**SOURCE MATERIAL**

+===+

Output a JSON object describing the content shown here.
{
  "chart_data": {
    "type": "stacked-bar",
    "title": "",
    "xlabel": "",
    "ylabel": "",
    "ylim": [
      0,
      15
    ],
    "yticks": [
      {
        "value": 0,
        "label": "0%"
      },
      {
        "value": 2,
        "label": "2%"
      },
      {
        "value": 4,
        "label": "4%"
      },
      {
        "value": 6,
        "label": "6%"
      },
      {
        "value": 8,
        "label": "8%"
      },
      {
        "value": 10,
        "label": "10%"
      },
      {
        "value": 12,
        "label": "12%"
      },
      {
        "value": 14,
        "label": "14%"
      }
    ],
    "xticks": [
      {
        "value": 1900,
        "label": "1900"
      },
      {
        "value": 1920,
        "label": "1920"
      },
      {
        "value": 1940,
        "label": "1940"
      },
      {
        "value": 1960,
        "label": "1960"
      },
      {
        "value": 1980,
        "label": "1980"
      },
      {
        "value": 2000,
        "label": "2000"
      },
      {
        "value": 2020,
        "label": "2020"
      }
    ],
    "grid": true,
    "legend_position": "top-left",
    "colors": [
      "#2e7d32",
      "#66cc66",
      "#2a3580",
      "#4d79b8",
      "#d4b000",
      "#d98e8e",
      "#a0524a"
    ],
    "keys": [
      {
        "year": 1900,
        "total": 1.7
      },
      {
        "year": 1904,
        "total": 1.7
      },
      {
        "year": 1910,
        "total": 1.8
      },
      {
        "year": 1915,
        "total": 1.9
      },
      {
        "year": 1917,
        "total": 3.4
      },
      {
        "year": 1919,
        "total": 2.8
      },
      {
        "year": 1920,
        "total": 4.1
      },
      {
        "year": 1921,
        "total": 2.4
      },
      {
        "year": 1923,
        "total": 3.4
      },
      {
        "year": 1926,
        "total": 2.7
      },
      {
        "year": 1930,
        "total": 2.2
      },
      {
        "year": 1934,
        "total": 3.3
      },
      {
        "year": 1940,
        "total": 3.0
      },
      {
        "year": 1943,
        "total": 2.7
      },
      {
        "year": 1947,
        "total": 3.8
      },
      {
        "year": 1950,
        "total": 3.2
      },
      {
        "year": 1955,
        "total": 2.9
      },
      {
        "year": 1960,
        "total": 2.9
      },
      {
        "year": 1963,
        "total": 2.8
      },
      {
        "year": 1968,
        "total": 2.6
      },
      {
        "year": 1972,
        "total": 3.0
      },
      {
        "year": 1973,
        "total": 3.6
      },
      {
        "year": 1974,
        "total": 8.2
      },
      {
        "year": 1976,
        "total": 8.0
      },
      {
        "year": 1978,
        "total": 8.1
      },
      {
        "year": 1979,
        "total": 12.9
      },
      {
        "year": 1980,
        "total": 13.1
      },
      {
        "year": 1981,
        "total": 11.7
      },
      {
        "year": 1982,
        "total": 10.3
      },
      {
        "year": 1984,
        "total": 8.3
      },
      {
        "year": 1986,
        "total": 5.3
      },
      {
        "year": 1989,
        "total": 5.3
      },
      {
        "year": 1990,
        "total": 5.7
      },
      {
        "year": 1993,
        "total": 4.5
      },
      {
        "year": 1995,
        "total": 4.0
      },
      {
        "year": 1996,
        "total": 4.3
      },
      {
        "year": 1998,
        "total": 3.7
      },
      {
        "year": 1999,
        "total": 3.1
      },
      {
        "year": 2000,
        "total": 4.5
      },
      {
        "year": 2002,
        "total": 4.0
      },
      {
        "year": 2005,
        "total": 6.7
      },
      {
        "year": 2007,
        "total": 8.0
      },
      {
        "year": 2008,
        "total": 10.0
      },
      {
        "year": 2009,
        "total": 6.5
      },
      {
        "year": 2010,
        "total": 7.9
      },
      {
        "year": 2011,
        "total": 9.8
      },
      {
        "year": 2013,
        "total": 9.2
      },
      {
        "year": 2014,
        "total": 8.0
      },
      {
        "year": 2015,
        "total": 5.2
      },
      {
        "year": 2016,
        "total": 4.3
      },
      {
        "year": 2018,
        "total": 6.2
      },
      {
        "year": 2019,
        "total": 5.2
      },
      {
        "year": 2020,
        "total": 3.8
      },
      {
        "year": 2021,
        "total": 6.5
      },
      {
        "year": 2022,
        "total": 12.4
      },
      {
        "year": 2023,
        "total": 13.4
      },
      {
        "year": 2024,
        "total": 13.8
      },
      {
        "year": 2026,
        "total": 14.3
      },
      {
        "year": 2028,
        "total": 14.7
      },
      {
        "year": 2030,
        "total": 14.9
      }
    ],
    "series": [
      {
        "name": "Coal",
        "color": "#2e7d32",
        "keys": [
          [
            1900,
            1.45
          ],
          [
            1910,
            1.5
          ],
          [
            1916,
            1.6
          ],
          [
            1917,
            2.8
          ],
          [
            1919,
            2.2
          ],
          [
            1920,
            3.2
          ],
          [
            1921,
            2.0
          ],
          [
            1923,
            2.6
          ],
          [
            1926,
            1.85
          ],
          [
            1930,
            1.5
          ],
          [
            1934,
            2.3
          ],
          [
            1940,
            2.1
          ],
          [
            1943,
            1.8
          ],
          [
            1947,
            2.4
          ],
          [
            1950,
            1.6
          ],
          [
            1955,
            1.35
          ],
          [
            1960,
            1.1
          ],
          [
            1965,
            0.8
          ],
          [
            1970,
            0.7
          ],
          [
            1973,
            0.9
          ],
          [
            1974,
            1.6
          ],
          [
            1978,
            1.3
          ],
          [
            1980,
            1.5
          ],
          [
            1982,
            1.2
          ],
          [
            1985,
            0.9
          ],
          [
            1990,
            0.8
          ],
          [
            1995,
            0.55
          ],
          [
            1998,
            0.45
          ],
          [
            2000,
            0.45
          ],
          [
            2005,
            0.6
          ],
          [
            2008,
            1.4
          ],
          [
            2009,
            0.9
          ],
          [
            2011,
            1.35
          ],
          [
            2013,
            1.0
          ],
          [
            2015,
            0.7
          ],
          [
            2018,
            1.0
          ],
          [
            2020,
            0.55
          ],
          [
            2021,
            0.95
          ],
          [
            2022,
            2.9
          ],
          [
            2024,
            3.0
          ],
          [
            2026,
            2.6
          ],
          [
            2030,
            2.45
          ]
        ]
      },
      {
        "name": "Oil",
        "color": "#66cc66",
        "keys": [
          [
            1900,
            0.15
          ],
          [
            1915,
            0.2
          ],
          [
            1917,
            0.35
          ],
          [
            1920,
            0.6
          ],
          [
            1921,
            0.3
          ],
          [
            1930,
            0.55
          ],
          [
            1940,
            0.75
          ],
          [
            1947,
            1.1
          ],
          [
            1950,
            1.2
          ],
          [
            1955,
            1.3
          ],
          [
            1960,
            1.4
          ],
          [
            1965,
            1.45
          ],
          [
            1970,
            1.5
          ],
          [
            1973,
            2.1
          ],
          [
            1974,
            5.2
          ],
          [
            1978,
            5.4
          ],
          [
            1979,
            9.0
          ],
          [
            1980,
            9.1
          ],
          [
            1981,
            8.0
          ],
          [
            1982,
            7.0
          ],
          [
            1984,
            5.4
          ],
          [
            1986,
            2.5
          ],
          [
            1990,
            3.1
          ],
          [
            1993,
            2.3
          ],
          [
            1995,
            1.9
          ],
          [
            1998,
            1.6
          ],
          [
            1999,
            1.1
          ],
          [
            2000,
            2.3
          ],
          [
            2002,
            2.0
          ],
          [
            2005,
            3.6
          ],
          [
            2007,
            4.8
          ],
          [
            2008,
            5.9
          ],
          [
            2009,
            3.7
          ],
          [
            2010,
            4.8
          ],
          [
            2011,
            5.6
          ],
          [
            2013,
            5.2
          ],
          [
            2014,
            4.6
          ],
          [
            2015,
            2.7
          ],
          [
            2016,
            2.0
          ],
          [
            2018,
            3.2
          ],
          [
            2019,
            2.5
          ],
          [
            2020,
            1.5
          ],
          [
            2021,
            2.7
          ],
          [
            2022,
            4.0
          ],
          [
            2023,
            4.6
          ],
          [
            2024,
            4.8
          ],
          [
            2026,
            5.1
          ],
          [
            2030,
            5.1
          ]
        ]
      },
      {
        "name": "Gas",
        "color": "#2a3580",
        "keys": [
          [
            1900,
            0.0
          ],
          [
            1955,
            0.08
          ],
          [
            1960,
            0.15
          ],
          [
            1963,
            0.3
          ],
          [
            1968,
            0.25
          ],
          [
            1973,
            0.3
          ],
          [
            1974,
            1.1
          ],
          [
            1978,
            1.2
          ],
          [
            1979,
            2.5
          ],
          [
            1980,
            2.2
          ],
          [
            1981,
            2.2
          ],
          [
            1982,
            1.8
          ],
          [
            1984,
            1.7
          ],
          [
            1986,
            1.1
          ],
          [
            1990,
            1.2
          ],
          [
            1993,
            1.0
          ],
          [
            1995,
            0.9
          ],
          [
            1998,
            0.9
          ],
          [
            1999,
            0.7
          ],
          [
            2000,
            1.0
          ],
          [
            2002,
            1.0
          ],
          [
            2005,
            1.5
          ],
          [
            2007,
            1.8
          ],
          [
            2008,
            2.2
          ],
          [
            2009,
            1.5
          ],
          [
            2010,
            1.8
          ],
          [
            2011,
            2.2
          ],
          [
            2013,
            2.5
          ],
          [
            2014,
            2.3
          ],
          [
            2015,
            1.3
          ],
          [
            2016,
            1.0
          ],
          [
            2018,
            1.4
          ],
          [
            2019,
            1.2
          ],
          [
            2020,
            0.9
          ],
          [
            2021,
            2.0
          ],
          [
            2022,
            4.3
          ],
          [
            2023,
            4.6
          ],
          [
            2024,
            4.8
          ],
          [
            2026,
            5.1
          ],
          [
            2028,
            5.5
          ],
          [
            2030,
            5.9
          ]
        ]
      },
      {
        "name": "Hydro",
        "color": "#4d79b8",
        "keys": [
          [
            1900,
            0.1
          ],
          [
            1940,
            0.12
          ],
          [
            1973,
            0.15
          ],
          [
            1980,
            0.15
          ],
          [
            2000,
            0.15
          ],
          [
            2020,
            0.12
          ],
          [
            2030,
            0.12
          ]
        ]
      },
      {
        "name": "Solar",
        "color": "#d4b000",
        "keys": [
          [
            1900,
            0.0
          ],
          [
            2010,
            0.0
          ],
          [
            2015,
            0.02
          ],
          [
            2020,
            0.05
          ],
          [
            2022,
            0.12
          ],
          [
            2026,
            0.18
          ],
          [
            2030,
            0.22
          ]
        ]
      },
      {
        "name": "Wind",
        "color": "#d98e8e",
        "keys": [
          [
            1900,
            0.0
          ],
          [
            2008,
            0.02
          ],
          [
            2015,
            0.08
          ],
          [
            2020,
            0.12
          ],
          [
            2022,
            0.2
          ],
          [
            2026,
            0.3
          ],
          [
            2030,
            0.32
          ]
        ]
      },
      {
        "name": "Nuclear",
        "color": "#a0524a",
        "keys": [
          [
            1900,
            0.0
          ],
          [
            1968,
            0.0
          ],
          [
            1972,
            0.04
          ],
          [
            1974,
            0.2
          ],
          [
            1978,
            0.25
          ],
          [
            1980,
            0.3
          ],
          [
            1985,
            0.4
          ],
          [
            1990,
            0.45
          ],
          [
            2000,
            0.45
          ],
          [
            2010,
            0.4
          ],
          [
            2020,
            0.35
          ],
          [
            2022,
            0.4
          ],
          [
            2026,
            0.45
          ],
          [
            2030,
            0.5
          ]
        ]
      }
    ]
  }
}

+===+

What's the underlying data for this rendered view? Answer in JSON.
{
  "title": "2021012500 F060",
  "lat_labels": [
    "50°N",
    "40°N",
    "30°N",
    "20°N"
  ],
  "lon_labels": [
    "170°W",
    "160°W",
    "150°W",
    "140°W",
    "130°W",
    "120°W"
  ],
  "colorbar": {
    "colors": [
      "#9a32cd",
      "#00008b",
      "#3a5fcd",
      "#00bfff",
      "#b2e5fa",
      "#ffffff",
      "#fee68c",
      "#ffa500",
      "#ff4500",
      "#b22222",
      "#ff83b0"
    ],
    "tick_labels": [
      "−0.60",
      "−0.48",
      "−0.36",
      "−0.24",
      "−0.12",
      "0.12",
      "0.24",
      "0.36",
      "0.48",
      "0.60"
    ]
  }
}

+===+

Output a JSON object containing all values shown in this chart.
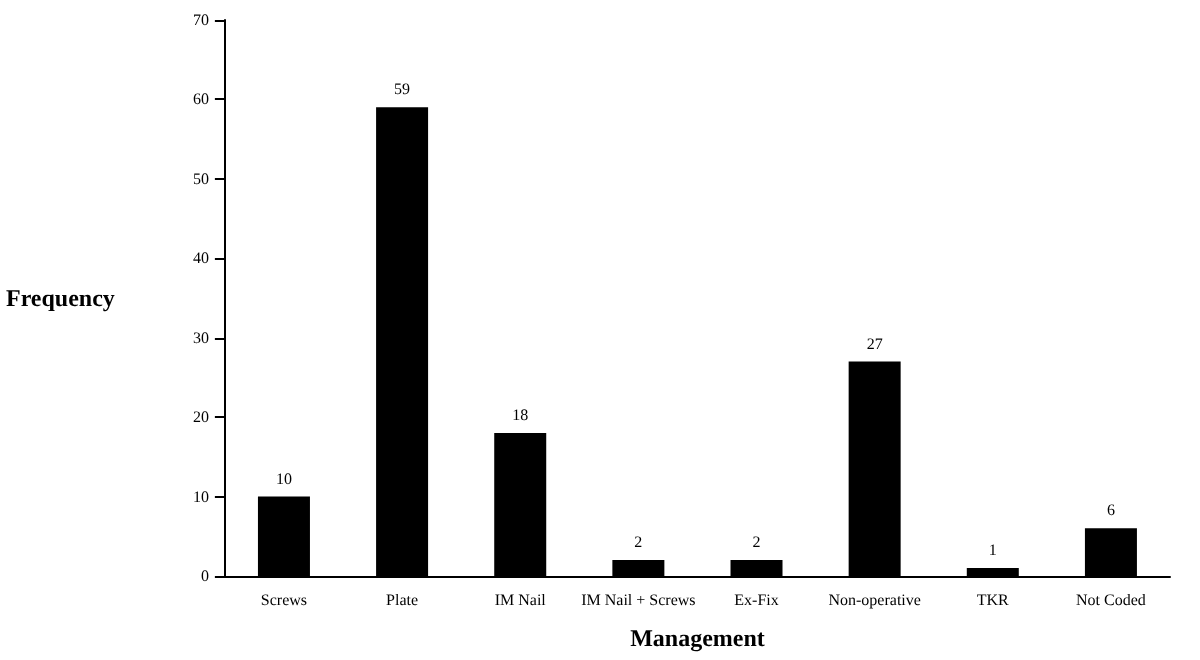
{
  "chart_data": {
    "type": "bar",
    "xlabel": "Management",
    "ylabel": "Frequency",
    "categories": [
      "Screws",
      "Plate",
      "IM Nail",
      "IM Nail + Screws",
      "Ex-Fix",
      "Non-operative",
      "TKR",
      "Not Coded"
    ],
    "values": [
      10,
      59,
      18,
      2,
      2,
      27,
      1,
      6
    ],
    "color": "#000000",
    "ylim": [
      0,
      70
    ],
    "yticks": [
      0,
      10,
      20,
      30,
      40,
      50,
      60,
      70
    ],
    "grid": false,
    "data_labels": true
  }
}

+===+

**DO THIS**
Collect every line from the records above that contains the word "name".

**THE REPLY**
        "name": "Coal",
        "name": "Oil",
        "name": "Gas",
        "name": "Hydro",
        "name": "Solar",
        "name": "Wind",
        "name": "Nuclear",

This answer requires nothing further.